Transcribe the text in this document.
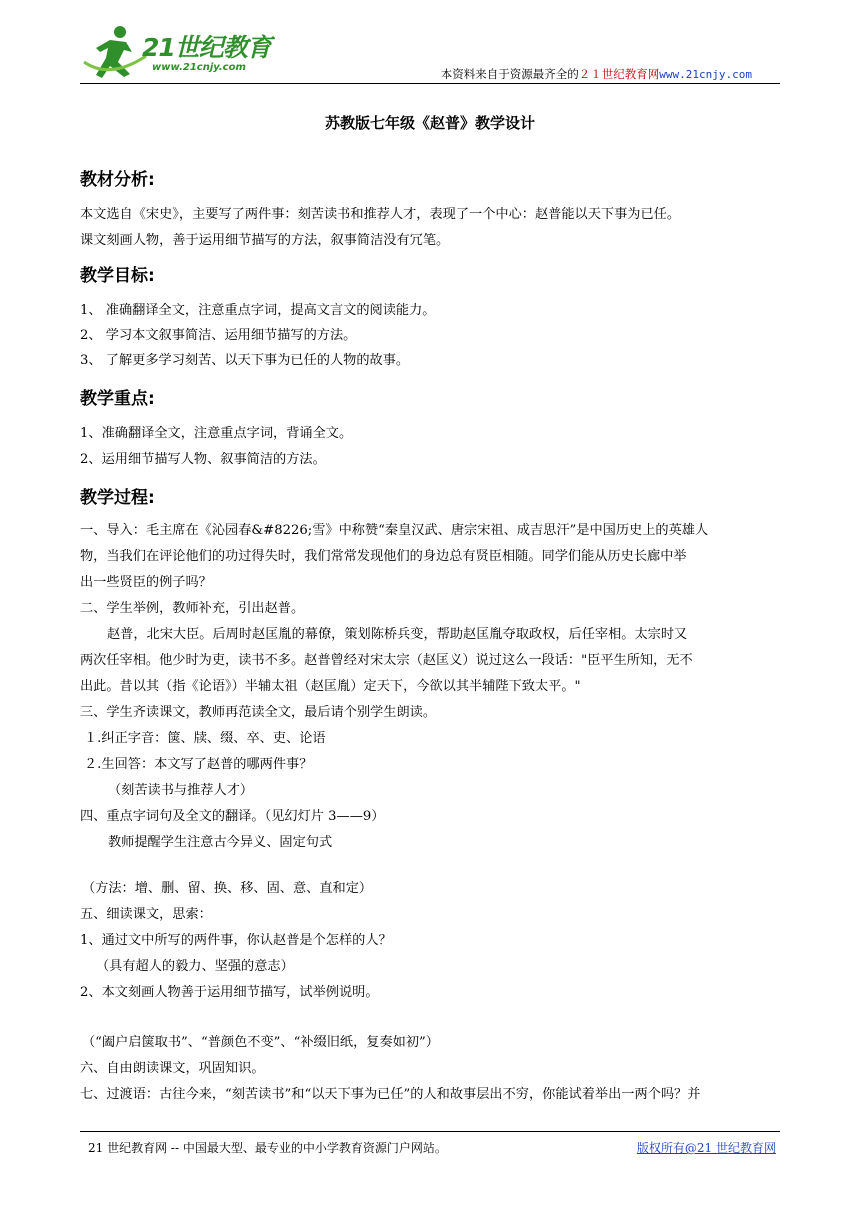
21世纪教育
www.21cnjy.com	本资料来自于资源最齐全的２１世纪教育网www.21cnjy.com
苏教版七年级《赵普》教学设计
教材分析:
本文选自《宋史》，主要写了两件事：刻苦读书和推荐人才，表现了一个中心：赵普能以天下事为已任。
课文刻画人物，善于运用细节描写的方法，叙事简洁没有冗笔。
教学目标:
1、 准确翻译全文，注意重点字词，提高文言文的阅读能力。
2、 学习本文叙事简洁、运用细节描写的方法。
3、 了解更多学习刻苦、以天下事为已任的人物的故事。
教学重点:
1、准确翻译全文，注意重点字词，背诵全文。
2、运用细节描写人物、叙事简洁的方法。
教学过程:
一、导入：毛主席在《沁园春&#8226;雪》中称赞“秦皇汉武、唐宗宋祖、成吉思汗”是中国历史上的英雄人
物，当我们在评论他们的功过得失时，我们常常发现他们的身边总有贤臣相随。同学们能从历史长廊中举
出一些贤臣的例子吗？
二、学生举例，教师补充，引出赵普。
赵普，北宋大臣。后周时赵匡胤的幕僚，策划陈桥兵变，帮助赵匡胤夺取政权，后任宰相。太宗时又
两次任宰相。他少时为吏，读书不多。赵普曾经对宋太宗（赵匡义）说过这么一段话："臣平生所知，无不
出此。昔以其（指《论语》）半辅太祖（赵匡胤）定天下，今欲以其半辅陛下致太平。"
三、学生齐读课文，教师再范读全文，最后请个别学生朗读。
１.纠正字音：箧、牍、缀、卒、吏、论语
２.生回答：本文写了赵普的哪两件事？
（刻苦读书与推荐人才）
四、重点字词句及全文的翻译。（见幻灯片 3——9）
教师提醒学生注意古今异义、固定句式
（方法：增、删、留、换、移、固、意、直和定）
五、细读课文，思索：
1、通过文中所写的两件事，你认赵普是个怎样的人？
（具有超人的毅力、坚强的意志）
2、本文刻画人物善于运用细节描写，试举例说明。
（“阖户启箧取书”、“普颜色不变”、“补缀旧纸，复奏如初”）
六、自由朗读课文，巩固知识。
七、过渡语：古往今来，“刻苦读书”和“以天下事为已任”的人和故事层出不穷，你能试着举出一两个吗？并
21 世纪教育网 -- 中国最大型、最专业的中小学教育资源门户网站。	版权所有@21 世纪教育网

=-=-=

=== Task description ===
Ignore the images and quote every line of the listing exactly.

=== Full response ===
Transcribe the text in this document.
21世纪教育
www.21cnjy.com	本资料来自于资源最齐全的２１世纪教育网www.21cnjy.com
苏教版七年级《赵普》教学设计
教材分析:
本文选自《宋史》，主要写了两件事：刻苦读书和推荐人才，表现了一个中心：赵普能以天下事为已任。
课文刻画人物，善于运用细节描写的方法，叙事简洁没有冗笔。
教学目标:
1、 准确翻译全文，注意重点字词，提高文言文的阅读能力。
2、 学习本文叙事简洁、运用细节描写的方法。
3、 了解更多学习刻苦、以天下事为已任的人物的故事。
教学重点:
1、准确翻译全文，注意重点字词，背诵全文。
2、运用细节描写人物、叙事简洁的方法。
教学过程:
一、导入：毛主席在《沁园春&#8226;雪》中称赞“秦皇汉武、唐宗宋祖、成吉思汗”是中国历史上的英雄人
物，当我们在评论他们的功过得失时，我们常常发现他们的身边总有贤臣相随。同学们能从历史长廊中举
出一些贤臣的例子吗？
二、学生举例，教师补充，引出赵普。
赵普，北宋大臣。后周时赵匡胤的幕僚，策划陈桥兵变，帮助赵匡胤夺取政权，后任宰相。太宗时又
两次任宰相。他少时为吏，读书不多。赵普曾经对宋太宗（赵匡义）说过这么一段话："臣平生所知，无不
出此。昔以其（指《论语》）半辅太祖（赵匡胤）定天下，今欲以其半辅陛下致太平。"
三、学生齐读课文，教师再范读全文，最后请个别学生朗读。
１.纠正字音：箧、牍、缀、卒、吏、论语
２.生回答：本文写了赵普的哪两件事？
（刻苦读书与推荐人才）
四、重点字词句及全文的翻译。（见幻灯片 3——9）
教师提醒学生注意古今异义、固定句式
（方法：增、删、留、换、移、固、意、直和定）
五、细读课文，思索：
1、通过文中所写的两件事，你认赵普是个怎样的人？
（具有超人的毅力、坚强的意志）
2、本文刻画人物善于运用细节描写，试举例说明。
（“阖户启箧取书”、“普颜色不变”、“补缀旧纸，复奏如初”）
六、自由朗读课文，巩固知识。
七、过渡语：古往今来，“刻苦读书”和“以天下事为已任”的人和故事层出不穷，你能试着举出一两个吗？并
21 世纪教育网 -- 中国最大型、最专业的中小学教育资源门户网站。	版权所有@21 世纪教育网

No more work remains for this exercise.